__Task requirements__.
Report each line in the rows below that contains the string "resonator".

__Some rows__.
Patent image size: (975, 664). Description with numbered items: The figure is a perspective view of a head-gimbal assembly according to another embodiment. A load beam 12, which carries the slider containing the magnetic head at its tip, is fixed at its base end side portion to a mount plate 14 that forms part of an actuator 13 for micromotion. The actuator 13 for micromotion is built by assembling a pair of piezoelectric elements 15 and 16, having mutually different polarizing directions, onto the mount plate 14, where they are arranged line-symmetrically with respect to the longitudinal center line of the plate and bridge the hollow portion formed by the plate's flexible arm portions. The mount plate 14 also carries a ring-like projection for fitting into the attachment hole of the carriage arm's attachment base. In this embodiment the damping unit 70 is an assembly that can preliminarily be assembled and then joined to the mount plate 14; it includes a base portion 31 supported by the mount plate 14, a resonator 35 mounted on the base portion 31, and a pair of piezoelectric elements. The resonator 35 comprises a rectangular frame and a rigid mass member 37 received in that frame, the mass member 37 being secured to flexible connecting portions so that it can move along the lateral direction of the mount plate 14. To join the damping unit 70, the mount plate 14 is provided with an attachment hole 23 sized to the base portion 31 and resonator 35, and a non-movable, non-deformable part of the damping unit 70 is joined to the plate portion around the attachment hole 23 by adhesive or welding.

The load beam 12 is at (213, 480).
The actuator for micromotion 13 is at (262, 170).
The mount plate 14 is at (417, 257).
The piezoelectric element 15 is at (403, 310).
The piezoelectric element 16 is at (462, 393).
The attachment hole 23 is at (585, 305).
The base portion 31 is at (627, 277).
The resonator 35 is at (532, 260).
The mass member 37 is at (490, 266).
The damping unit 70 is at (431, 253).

__The solution__.
Patent image size: (975, 664). Description with numbered items: The figure is a perspective view of a head-gimbal assembly according to another embodiment. A load beam 12, which carries the slider containing the magnetic head at its tip, is fixed at its base end side portion to a mount plate 14 that forms part of an actuator 13 for micromotion. The actuator 13 for micromotion is built by assembling a pair of piezoelectric elements 15 and 16, having mutually different polarizing directions, onto the mount plate 14, where they are arranged line-symmetrically with respect to the longitudinal center line of the plate and bridge the hollow portion formed by the plate's flexible arm portions. The mount plate 14 also carries a ring-like projection for fitting into the attachment hole of the carriage arm's attachment base. In this embodiment the damping unit 70 is an assembly that can preliminarily be assembled and then joined to the mount plate 14; it includes a base portion 31 supported by the mount plate 14, a resonator 35 mounted on the base portion 31, and a pair of piezoelectric elements. The resonator 35 comprises a rectangular frame and a rigid mass member 37 received in that frame, the mass member 37 being secured to flexible connecting portions so that it can move along the lateral direction of the mount plate 14. To join the damping unit 70, the mount plate 14 is provided with an attachment hole 23 sized to the base portion 31 and resonator 35, and a non-movable, non-deformable part of the damping unit 70 is joined to the plate portion around the attachment hole 23 by adhesive or welding.
The resonator 35 is at (532, 260).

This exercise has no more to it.